>> Start Records supplied

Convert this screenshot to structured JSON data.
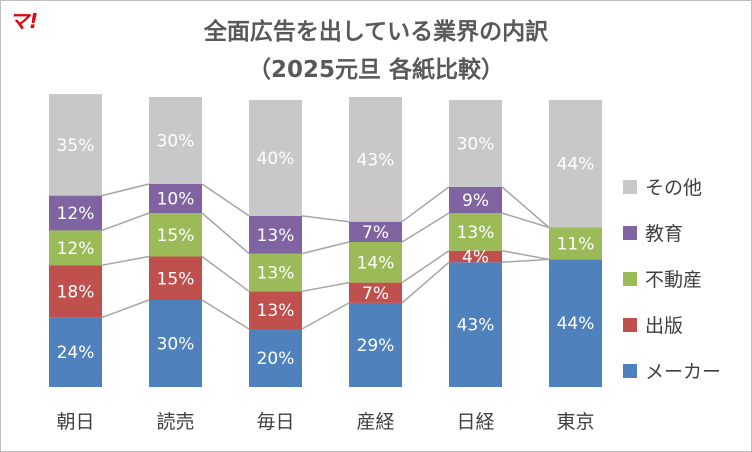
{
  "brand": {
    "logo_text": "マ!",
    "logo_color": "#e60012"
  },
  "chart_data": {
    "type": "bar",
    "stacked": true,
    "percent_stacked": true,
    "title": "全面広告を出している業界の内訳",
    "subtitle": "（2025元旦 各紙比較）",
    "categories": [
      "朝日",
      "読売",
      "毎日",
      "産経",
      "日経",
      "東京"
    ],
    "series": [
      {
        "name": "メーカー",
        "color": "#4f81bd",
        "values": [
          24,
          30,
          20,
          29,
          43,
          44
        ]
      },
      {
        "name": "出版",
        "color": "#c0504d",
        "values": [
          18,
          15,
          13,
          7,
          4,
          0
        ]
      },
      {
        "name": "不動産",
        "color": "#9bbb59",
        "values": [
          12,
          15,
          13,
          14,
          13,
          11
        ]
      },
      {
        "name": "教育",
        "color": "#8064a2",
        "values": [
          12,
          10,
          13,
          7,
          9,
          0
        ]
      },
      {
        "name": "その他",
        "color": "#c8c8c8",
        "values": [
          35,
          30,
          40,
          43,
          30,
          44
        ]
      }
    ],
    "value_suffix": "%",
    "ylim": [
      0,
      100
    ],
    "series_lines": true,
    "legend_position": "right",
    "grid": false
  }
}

>> End Records supplied
>> Start Records supplied

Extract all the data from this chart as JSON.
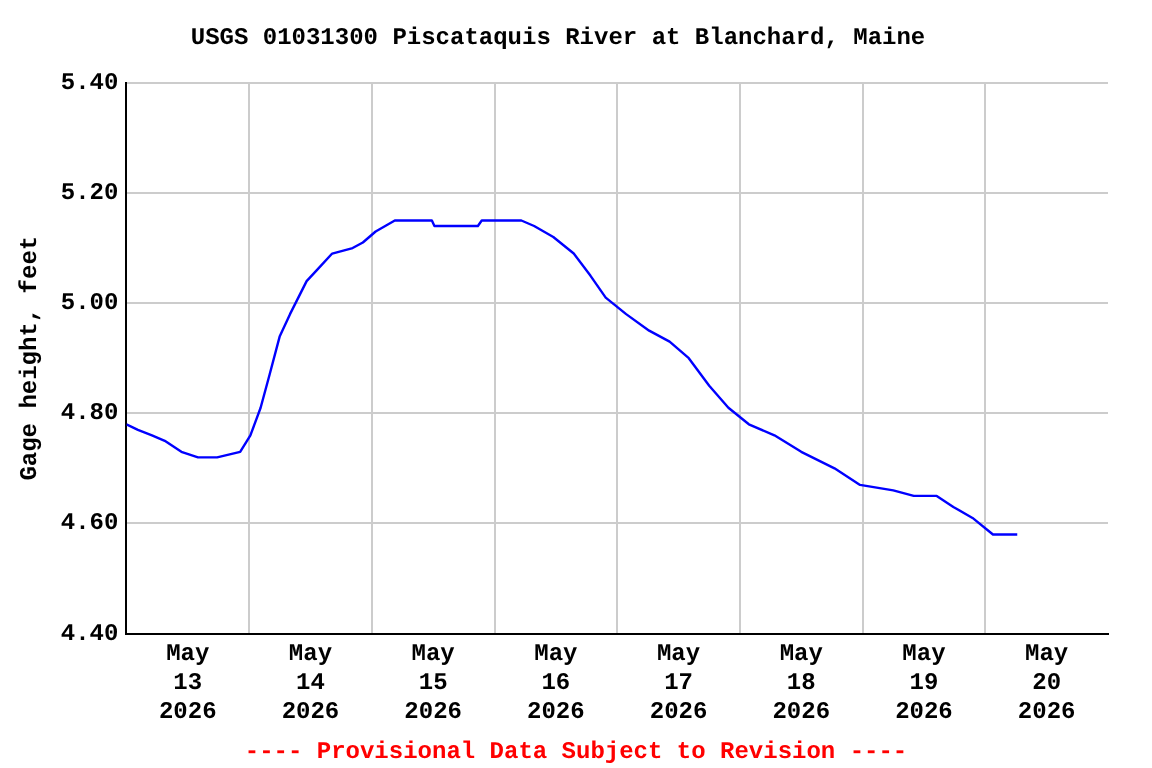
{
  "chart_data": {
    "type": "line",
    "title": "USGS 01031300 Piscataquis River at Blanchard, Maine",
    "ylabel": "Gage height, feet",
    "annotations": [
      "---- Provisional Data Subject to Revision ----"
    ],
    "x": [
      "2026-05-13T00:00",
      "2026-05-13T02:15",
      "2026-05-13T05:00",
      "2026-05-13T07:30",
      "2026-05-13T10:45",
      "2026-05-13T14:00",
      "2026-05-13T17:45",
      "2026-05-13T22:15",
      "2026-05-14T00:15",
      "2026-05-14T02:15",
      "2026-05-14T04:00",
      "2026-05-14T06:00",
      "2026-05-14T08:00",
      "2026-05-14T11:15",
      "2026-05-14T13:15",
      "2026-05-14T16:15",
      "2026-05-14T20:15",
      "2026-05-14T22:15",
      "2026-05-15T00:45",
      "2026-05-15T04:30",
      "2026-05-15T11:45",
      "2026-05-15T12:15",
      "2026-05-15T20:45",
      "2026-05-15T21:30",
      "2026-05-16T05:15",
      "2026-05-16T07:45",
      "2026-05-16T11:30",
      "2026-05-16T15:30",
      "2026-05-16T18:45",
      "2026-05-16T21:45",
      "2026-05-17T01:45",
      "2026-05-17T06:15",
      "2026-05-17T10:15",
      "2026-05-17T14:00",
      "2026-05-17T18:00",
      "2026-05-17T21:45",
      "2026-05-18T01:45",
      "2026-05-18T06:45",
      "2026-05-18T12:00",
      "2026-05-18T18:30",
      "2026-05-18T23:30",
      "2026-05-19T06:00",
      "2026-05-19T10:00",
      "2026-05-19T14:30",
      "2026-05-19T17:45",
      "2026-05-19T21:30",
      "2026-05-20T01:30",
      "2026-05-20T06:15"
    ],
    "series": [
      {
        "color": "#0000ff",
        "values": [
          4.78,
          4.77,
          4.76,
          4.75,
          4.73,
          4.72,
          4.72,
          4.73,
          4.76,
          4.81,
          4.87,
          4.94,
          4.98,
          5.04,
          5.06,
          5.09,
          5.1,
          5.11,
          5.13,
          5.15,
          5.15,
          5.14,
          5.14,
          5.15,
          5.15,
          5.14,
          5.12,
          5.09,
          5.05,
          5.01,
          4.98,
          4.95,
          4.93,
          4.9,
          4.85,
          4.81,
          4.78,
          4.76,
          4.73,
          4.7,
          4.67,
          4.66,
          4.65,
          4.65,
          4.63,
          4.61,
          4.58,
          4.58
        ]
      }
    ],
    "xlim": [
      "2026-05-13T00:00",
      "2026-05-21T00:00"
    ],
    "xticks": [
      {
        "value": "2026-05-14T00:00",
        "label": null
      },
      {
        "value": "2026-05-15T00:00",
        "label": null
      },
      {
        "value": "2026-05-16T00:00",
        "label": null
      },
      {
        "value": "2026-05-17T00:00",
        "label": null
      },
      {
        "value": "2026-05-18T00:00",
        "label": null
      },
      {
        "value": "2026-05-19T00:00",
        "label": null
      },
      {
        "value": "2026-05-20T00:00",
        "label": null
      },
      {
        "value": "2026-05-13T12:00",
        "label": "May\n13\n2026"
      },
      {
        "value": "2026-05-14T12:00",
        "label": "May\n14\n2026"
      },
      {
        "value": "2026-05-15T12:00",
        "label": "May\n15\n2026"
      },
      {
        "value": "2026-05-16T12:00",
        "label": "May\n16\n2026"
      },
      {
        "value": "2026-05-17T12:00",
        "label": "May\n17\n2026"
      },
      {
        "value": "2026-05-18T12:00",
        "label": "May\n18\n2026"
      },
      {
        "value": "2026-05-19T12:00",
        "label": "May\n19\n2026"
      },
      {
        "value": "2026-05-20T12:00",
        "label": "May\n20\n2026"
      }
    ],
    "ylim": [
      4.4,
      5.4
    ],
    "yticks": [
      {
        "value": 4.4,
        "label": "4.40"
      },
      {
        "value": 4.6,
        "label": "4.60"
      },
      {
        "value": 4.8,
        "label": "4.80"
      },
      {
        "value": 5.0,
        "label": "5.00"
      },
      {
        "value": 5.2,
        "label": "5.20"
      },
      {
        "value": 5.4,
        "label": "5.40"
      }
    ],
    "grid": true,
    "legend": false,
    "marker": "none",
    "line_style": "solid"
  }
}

>> End Records supplied

What is required: Show every line from the listing above in which the string "this" appears.

Problem solution:
Convert this screenshot to structured JSON data.
Extract all the data from this chart as JSON.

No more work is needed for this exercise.